• **Exercise task**
In the data below, find each line containing the string "would" and return it.

• **Supplied material**
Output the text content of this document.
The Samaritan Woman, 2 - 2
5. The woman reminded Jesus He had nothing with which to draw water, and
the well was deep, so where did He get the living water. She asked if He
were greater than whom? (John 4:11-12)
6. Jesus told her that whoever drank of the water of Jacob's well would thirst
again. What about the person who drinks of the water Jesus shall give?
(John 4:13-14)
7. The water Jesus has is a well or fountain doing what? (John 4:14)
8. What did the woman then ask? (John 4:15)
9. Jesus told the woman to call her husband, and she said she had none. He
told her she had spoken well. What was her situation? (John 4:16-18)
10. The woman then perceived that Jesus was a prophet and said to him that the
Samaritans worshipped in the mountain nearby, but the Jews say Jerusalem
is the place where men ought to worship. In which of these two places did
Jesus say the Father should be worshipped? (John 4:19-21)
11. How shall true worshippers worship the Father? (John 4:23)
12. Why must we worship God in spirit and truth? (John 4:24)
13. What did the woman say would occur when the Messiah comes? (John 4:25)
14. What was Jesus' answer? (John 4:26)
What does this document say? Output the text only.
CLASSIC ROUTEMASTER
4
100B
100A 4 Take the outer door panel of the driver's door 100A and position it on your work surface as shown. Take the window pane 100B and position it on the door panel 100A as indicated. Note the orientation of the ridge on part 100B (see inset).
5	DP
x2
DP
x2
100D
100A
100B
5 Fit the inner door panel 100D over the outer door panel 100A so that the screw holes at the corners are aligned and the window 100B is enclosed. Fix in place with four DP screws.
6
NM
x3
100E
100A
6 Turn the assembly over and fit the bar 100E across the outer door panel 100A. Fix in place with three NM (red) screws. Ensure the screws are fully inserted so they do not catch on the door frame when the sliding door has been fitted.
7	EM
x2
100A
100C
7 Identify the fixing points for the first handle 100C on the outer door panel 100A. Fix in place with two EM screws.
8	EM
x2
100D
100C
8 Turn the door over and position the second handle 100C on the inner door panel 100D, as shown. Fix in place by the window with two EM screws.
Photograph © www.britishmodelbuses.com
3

• **Result**
6. Jesus told her that whoever drank of the water of Jacob's well would thirst
13. What did the woman say would occur when the Messiah comes? (John 4:25)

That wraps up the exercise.